▶ _SHORT TASK_
Copy each line with the word "безопасности" in it.
※ ※ ※
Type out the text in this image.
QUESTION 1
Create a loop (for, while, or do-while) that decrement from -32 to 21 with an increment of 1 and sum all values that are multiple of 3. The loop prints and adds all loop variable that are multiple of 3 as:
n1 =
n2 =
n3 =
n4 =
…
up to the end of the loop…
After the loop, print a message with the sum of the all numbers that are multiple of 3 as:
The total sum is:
※ ※ ※
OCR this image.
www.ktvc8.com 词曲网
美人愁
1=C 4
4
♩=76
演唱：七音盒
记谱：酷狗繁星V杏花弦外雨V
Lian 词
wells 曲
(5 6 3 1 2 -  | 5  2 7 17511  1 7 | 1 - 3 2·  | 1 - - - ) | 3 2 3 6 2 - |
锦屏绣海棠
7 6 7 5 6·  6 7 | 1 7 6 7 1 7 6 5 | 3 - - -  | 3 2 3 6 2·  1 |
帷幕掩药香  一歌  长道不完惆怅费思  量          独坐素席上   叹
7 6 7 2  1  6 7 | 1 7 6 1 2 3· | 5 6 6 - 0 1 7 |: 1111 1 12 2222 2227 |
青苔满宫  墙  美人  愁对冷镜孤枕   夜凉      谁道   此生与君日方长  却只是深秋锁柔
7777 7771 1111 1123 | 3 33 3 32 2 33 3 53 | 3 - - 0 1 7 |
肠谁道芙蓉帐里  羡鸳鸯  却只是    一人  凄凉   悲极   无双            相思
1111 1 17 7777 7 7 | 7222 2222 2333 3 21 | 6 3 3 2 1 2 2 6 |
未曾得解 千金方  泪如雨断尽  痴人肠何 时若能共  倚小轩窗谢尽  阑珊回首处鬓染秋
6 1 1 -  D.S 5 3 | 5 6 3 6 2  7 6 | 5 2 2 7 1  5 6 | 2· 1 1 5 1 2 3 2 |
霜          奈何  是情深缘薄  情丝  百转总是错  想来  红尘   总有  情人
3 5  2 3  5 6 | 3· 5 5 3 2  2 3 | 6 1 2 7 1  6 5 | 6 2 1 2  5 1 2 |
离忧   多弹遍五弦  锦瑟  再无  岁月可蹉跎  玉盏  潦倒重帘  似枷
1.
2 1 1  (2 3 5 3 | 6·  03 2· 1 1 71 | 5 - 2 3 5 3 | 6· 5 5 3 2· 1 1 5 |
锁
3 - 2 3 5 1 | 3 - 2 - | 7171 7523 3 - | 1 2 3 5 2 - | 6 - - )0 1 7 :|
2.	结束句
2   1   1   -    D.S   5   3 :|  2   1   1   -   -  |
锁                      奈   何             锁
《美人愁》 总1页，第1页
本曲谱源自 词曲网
※ ※ ※
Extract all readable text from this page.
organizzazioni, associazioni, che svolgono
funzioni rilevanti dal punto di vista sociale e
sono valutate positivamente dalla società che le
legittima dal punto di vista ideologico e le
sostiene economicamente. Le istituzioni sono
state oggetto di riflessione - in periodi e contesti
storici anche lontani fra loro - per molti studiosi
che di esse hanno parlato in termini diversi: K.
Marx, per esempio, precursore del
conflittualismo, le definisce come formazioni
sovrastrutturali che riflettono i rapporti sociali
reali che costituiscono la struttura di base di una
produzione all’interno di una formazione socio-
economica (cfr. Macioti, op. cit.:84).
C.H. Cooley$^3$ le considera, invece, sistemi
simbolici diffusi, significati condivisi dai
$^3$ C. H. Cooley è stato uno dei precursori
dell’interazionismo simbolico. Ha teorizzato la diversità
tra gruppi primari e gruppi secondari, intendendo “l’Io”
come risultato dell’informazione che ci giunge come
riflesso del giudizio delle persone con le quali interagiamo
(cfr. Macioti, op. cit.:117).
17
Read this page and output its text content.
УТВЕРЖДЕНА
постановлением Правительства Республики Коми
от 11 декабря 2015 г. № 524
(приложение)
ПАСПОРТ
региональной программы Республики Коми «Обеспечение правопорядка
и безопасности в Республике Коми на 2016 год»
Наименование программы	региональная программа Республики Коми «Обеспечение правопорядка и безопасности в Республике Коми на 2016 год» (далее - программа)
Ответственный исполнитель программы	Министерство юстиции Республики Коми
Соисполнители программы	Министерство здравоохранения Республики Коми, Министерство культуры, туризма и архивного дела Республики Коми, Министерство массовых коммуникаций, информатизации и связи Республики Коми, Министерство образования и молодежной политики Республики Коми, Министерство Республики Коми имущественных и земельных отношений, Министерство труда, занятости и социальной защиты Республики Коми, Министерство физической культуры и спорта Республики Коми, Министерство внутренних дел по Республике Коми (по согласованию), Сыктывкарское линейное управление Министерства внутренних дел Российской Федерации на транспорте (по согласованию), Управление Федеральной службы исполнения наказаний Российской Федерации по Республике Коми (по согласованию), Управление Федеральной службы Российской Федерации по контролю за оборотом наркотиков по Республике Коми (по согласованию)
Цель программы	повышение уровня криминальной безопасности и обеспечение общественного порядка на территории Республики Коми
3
※ ※ ※
▶ _WRITTEN ANSWER_
и безопасности в Республике Коми на 2016 год»
Наименование программы	региональная программа Республики Коми «Обеспечение правопорядка и безопасности в Республике Коми на 2016 год» (далее - программа)
Цель программы	повышение уровня криминальной безопасности и обеспечение общественного порядка на территории Республики Коми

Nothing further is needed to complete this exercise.